▶ AIM OF THE EXERCISE
Set out each line from the following listing that includes the word "JSON".

▶ THE RECORDS

======

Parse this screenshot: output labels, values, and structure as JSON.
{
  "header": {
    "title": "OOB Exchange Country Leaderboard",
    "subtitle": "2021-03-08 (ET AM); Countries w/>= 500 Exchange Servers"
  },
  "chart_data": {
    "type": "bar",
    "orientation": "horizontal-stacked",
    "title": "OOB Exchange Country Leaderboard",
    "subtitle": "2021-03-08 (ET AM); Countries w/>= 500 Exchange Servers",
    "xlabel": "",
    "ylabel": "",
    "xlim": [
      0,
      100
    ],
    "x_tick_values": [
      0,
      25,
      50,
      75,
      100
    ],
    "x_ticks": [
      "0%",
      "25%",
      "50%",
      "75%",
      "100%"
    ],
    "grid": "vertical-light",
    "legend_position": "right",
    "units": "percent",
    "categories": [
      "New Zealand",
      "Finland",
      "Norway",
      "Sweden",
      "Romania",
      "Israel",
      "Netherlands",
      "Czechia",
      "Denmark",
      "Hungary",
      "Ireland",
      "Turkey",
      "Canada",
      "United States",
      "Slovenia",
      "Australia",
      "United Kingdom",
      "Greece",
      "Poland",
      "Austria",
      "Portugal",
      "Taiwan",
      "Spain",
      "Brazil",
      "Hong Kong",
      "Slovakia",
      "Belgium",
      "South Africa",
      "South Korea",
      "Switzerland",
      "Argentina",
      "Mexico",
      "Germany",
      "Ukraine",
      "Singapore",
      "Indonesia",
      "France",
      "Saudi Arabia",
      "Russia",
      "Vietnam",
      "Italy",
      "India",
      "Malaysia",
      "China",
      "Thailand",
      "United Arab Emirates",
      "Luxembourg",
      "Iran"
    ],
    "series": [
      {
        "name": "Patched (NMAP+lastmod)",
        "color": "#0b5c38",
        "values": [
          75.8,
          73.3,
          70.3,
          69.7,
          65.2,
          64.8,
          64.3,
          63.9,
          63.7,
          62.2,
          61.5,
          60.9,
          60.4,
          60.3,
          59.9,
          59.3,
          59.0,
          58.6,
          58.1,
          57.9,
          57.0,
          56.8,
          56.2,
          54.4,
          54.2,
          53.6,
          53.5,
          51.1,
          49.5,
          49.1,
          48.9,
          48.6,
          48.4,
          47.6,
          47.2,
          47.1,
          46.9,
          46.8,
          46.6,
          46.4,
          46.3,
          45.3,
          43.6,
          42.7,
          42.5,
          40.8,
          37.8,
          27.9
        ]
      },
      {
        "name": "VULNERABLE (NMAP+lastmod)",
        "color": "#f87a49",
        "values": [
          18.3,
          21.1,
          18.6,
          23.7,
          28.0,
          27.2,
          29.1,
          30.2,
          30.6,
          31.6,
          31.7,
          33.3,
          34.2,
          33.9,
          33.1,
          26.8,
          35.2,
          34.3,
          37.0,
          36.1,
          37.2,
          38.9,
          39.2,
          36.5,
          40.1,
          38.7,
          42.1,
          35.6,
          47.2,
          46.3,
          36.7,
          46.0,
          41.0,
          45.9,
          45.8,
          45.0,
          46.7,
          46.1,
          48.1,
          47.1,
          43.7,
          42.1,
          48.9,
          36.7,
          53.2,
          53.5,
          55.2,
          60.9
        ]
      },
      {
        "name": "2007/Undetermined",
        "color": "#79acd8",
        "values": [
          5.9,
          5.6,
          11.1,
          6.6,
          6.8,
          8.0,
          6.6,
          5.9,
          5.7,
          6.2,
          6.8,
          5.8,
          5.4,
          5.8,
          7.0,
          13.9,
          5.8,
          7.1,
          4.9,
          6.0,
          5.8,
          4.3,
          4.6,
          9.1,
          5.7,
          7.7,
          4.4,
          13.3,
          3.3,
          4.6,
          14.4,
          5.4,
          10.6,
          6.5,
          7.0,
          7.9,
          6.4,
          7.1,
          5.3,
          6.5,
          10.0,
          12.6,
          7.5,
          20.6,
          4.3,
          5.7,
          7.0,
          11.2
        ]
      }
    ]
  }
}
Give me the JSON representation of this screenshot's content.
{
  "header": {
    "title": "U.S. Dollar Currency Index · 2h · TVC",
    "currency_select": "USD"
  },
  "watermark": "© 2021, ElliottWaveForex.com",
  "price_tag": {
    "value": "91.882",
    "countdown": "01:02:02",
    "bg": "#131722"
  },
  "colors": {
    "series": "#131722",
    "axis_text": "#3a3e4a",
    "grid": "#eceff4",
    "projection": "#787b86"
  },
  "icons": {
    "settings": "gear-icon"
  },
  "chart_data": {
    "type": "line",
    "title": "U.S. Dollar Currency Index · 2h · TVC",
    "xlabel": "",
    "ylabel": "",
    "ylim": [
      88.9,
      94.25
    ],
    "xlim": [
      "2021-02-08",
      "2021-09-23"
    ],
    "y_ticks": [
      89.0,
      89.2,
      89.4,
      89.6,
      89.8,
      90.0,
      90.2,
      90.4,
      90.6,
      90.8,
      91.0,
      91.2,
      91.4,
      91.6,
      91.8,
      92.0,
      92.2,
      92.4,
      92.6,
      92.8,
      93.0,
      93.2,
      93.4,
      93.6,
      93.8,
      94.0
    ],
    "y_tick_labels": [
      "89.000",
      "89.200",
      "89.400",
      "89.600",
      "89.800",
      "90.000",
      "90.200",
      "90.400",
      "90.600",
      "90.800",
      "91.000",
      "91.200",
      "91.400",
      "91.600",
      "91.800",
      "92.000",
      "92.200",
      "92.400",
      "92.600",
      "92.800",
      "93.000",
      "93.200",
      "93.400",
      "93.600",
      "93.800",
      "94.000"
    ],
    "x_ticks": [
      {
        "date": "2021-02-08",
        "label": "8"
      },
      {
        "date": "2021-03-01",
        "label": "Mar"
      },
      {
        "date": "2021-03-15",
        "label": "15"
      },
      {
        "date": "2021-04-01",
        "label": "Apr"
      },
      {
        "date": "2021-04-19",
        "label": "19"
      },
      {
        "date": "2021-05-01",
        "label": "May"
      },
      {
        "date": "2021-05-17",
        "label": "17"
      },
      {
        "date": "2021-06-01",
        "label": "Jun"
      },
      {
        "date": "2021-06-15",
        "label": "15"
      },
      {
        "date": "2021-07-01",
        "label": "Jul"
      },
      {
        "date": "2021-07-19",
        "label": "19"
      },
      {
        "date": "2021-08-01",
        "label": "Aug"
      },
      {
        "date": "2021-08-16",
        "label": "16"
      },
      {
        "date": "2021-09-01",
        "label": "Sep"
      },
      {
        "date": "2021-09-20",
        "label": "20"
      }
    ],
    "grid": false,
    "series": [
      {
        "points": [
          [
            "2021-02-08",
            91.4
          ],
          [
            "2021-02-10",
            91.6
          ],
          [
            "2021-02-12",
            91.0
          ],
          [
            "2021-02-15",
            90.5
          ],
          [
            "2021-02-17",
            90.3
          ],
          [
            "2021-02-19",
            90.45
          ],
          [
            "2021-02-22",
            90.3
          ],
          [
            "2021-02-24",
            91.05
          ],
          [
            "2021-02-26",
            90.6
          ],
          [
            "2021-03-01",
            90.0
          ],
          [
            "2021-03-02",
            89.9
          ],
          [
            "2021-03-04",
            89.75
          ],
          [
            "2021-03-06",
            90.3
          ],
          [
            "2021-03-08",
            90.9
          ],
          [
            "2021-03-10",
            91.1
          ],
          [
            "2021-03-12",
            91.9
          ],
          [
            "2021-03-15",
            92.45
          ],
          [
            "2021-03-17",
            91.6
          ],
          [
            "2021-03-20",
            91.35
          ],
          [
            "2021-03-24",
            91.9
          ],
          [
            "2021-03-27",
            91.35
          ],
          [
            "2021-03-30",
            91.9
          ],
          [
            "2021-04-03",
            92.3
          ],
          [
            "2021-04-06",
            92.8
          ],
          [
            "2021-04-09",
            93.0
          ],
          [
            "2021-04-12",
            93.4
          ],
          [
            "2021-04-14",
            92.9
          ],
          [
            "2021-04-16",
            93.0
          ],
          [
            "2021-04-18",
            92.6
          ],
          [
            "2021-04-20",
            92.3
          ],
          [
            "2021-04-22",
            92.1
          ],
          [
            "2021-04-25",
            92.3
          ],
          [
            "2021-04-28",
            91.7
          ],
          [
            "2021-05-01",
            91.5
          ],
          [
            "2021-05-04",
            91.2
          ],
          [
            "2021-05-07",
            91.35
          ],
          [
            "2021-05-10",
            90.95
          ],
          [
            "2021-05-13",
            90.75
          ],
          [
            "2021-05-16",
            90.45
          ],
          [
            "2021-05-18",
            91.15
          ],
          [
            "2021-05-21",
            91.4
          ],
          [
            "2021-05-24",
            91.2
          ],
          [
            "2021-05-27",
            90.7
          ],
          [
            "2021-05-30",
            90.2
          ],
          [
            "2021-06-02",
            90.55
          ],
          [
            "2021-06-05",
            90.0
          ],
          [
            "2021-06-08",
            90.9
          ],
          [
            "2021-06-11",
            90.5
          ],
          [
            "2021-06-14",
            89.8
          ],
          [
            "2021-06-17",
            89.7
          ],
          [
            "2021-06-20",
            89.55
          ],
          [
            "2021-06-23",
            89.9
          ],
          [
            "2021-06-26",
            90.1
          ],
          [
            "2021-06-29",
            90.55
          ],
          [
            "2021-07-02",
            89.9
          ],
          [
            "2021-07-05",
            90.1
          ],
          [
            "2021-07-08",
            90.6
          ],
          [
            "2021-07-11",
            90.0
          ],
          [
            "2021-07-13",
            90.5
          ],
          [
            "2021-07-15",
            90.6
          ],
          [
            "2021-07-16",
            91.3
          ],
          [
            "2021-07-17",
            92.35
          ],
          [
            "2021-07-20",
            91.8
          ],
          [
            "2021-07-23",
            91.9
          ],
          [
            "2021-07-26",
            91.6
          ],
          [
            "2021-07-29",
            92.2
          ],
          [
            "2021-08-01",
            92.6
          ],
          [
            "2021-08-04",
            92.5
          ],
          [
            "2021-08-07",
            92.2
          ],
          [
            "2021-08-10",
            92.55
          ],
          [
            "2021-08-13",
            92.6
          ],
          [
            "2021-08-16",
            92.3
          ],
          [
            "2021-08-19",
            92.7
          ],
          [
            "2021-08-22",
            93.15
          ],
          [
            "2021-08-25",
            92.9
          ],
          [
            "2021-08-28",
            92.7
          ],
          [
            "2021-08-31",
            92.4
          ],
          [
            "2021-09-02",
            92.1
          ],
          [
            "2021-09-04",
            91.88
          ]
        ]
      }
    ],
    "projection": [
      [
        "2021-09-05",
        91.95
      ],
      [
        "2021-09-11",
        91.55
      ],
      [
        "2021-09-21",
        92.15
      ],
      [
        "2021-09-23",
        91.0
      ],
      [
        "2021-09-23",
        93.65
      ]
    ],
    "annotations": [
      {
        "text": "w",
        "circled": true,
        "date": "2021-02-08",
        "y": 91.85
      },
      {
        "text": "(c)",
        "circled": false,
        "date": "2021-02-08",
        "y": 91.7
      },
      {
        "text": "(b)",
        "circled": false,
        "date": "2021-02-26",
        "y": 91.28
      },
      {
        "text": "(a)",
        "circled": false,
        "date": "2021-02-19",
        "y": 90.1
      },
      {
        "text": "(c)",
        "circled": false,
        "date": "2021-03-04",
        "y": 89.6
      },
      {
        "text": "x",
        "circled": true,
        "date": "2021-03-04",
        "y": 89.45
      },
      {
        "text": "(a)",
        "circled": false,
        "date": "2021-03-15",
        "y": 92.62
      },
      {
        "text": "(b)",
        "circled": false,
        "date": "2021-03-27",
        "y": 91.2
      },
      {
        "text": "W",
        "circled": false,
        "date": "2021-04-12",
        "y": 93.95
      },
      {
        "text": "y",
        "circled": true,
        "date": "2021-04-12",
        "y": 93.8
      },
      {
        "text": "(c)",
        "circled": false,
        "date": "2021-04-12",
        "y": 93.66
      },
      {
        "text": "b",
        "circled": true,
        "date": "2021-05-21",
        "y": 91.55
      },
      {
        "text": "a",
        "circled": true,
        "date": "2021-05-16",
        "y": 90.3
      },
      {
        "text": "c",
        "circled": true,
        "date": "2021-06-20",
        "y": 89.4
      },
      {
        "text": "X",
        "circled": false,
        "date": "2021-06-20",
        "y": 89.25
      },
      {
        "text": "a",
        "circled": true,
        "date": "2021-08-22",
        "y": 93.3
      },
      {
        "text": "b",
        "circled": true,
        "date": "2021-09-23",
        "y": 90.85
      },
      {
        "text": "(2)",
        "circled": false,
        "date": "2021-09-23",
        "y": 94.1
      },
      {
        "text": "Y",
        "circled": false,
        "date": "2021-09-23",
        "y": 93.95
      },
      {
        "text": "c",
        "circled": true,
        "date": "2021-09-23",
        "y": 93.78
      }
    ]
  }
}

======

▶ EXERCISE RESULT
Parse this screenshot: output labels, values, and structure as JSON.
Give me the JSON representation of this screenshot's content.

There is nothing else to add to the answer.